> Rows:
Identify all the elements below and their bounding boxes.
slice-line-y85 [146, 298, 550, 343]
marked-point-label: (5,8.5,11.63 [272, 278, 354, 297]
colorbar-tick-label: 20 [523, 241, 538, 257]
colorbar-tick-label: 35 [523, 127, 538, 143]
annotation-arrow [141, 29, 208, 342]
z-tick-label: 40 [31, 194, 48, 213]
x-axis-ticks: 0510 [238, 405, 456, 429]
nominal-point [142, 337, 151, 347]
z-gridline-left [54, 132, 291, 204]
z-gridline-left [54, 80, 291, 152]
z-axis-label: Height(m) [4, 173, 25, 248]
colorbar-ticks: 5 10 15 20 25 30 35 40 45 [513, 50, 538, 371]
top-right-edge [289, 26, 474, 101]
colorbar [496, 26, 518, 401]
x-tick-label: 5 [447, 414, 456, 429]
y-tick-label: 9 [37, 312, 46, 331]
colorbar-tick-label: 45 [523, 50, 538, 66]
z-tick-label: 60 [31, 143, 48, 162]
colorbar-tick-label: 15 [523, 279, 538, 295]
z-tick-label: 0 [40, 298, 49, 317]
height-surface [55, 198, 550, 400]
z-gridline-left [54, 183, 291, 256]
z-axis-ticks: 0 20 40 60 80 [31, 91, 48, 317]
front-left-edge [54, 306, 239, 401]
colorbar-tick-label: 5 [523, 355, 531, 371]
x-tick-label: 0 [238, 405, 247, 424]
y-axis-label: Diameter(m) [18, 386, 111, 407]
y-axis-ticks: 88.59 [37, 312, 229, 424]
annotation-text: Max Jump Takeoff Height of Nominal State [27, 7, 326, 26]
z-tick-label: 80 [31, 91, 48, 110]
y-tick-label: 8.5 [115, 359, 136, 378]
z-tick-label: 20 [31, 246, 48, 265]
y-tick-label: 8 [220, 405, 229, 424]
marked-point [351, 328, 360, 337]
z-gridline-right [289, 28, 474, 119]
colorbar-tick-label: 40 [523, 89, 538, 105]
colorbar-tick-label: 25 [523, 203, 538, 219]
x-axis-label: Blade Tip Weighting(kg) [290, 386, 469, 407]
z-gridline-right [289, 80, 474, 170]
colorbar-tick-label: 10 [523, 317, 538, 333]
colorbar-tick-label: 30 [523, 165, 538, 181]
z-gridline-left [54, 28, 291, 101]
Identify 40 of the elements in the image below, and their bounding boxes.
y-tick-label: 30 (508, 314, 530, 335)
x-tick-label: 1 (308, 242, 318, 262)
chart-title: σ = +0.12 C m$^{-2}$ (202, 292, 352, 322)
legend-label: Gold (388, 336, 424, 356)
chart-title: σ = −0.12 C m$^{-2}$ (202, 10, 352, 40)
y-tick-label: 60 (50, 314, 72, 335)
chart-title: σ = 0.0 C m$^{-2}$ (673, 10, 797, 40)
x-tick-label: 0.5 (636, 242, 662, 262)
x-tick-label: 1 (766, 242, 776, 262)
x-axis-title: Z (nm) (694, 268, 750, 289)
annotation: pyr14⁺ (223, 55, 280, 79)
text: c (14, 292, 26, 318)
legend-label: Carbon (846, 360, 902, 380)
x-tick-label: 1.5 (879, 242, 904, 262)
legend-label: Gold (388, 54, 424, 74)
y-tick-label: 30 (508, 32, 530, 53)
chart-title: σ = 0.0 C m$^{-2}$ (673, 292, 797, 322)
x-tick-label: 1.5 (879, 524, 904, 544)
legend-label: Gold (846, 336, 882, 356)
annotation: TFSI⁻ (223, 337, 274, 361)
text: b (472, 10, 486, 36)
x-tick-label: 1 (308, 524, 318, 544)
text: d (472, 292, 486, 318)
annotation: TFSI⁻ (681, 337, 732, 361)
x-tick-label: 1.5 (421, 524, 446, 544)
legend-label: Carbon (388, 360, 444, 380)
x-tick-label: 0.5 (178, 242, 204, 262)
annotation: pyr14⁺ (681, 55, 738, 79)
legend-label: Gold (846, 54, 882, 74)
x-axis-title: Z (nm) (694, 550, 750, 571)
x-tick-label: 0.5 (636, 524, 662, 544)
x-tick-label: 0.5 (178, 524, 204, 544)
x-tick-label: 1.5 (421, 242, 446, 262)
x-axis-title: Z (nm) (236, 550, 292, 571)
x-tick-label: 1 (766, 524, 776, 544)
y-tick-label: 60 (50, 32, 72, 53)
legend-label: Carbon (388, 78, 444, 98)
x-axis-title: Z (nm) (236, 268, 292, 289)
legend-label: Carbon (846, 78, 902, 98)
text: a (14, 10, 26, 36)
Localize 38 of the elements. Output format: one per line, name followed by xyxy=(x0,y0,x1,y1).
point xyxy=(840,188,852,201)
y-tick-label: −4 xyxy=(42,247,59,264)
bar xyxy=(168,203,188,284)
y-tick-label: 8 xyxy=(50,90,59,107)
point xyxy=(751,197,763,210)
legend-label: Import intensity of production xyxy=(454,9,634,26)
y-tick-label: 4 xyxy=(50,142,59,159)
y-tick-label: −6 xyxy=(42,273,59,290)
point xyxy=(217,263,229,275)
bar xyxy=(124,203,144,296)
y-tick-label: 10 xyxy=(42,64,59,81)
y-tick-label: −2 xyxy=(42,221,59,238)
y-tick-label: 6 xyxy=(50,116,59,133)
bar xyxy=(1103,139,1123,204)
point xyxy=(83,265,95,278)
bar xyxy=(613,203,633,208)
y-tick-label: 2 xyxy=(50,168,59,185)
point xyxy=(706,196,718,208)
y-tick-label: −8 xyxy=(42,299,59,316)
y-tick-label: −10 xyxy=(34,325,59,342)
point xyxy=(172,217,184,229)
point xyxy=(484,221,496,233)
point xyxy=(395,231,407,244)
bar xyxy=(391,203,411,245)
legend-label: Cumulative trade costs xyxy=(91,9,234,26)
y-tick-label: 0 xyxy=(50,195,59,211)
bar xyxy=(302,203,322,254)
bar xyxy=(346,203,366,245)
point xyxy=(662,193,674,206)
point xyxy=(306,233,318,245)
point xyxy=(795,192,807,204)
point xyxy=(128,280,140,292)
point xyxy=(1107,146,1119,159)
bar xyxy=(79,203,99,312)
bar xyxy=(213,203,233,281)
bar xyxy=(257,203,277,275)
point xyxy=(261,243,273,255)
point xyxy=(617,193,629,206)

> Problem to solve:
Return each line of the items above that contains the word "Gold".

> Answer for this exercise:
legend-label: Gold (388, 336, 424, 356)
legend-label: Gold (388, 54, 424, 74)
legend-label: Gold (846, 336, 882, 356)
legend-label: Gold (846, 54, 882, 74)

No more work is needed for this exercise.